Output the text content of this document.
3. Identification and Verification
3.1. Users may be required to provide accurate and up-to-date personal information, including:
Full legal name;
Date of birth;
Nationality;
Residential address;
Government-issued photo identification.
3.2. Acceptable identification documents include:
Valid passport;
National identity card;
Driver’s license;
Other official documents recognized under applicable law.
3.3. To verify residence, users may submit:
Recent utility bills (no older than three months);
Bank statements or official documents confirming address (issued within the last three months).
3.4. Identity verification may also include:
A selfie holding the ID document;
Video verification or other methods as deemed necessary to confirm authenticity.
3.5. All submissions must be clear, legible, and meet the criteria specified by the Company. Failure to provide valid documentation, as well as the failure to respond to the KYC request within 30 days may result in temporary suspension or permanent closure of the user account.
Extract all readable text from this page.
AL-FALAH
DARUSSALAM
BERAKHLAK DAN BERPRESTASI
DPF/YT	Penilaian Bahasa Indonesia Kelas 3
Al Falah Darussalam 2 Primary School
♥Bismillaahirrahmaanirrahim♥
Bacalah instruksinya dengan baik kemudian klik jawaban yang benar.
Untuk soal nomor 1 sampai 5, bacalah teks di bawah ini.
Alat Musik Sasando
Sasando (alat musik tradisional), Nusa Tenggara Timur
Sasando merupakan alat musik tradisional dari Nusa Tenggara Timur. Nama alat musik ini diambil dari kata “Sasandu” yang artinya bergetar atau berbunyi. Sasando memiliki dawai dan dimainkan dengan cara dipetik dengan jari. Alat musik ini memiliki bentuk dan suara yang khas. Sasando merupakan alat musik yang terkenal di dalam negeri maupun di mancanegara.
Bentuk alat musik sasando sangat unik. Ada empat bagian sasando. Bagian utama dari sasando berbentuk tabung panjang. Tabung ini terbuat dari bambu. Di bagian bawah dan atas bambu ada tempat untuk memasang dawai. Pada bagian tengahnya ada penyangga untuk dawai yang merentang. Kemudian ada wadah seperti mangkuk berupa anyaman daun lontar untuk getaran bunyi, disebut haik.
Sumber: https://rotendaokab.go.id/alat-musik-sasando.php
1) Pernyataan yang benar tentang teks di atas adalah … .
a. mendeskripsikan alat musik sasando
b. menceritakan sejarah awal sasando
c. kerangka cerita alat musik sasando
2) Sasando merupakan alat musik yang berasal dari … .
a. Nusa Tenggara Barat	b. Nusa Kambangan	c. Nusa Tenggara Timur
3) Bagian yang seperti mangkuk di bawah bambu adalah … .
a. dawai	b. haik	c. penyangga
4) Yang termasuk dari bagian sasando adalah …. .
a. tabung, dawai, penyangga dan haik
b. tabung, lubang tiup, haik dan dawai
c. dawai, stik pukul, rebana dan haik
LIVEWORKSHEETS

════════════════════

- **EXERCISE GOAL**:
Every line of the data above should be copied exactly.

- **EXERCISE OUTPUT**:
Output the text content of this document.
3. Identification and Verification
3.1. Users may be required to provide accurate and up-to-date personal information, including:
Full legal name;
Date of birth;
Nationality;
Residential address;
Government-issued photo identification.
3.2. Acceptable identification documents include:
Valid passport;
National identity card;
Driver’s license;
Other official documents recognized under applicable law.
3.3. To verify residence, users may submit:
Recent utility bills (no older than three months);
Bank statements or official documents confirming address (issued within the last three months).
3.4. Identity verification may also include:
A selfie holding the ID document;
Video verification or other methods as deemed necessary to confirm authenticity.
3.5. All submissions must be clear, legible, and meet the criteria specified by the Company. Failure to provide valid documentation, as well as the failure to respond to the KYC request within 30 days may result in temporary suspension or permanent closure of the user account.
Extract all readable text from this page.
AL-FALAH
DARUSSALAM
BERAKHLAK DAN BERPRESTASI
DPF/YT	Penilaian Bahasa Indonesia Kelas 3
Al Falah Darussalam 2 Primary School
♥Bismillaahirrahmaanirrahim♥
Bacalah instruksinya dengan baik kemudian klik jawaban yang benar.
Untuk soal nomor 1 sampai 5, bacalah teks di bawah ini.
Alat Musik Sasando
Sasando (alat musik tradisional), Nusa Tenggara Timur
Sasando merupakan alat musik tradisional dari Nusa Tenggara Timur. Nama alat musik ini diambil dari kata “Sasandu” yang artinya bergetar atau berbunyi. Sasando memiliki dawai dan dimainkan dengan cara dipetik dengan jari. Alat musik ini memiliki bentuk dan suara yang khas. Sasando merupakan alat musik yang terkenal di dalam negeri maupun di mancanegara.
Bentuk alat musik sasando sangat unik. Ada empat bagian sasando. Bagian utama dari sasando berbentuk tabung panjang. Tabung ini terbuat dari bambu. Di bagian bawah dan atas bambu ada tempat untuk memasang dawai. Pada bagian tengahnya ada penyangga untuk dawai yang merentang. Kemudian ada wadah seperti mangkuk berupa anyaman daun lontar untuk getaran bunyi, disebut haik.
Sumber: https://rotendaokab.go.id/alat-musik-sasando.php
1) Pernyataan yang benar tentang teks di atas adalah … .
a. mendeskripsikan alat musik sasando
b. menceritakan sejarah awal sasando
c. kerangka cerita alat musik sasando
2) Sasando merupakan alat musik yang berasal dari … .
a. Nusa Tenggara Barat	b. Nusa Kambangan	c. Nusa Tenggara Timur
3) Bagian yang seperti mangkuk di bawah bambu adalah … .
a. dawai	b. haik	c. penyangga
4) Yang termasuk dari bagian sasando adalah …. .
a. tabung, dawai, penyangga dan haik
b. tabung, lubang tiup, haik dan dawai
c. dawai, stik pukul, rebana dan haik
LIVEWORKSHEETS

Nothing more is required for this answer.